Records excerpted from a collection
BEGIN
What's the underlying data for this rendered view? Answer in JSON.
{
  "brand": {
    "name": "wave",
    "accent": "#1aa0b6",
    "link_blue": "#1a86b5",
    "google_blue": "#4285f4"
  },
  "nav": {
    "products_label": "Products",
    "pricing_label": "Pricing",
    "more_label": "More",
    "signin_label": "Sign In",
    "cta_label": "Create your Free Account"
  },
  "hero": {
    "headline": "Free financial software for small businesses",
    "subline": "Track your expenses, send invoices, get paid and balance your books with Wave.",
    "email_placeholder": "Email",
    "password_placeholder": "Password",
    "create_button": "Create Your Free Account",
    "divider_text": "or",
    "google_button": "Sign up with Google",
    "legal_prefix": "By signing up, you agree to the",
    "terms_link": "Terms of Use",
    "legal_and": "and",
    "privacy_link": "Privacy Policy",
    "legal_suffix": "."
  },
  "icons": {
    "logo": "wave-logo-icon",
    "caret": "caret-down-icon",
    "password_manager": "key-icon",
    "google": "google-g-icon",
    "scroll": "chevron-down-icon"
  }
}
END
- WHAT IS REQUIRED -
Restate the data above word for word.

- RESPONSE BELOW -
What's the underlying data for this rendered view? Answer in JSON.
{
  "brand": {
    "name": "wave",
    "accent": "#1aa0b6",
    "link_blue": "#1a86b5",
    "google_blue": "#4285f4"
  },
  "nav": {
    "products_label": "Products",
    "pricing_label": "Pricing",
    "more_label": "More",
    "signin_label": "Sign In",
    "cta_label": "Create your Free Account"
  },
  "hero": {
    "headline": "Free financial software for small businesses",
    "subline": "Track your expenses, send invoices, get paid and balance your books with Wave.",
    "email_placeholder": "Email",
    "password_placeholder": "Password",
    "create_button": "Create Your Free Account",
    "divider_text": "or",
    "google_button": "Sign up with Google",
    "legal_prefix": "By signing up, you agree to the",
    "terms_link": "Terms of Use",
    "legal_and": "and",
    "privacy_link": "Privacy Policy",
    "legal_suffix": "."
  },
  "icons": {
    "logo": "wave-logo-icon",
    "caret": "caret-down-icon",
    "password_manager": "key-icon",
    "google": "google-g-icon",
    "scroll": "chevron-down-icon"
  }
}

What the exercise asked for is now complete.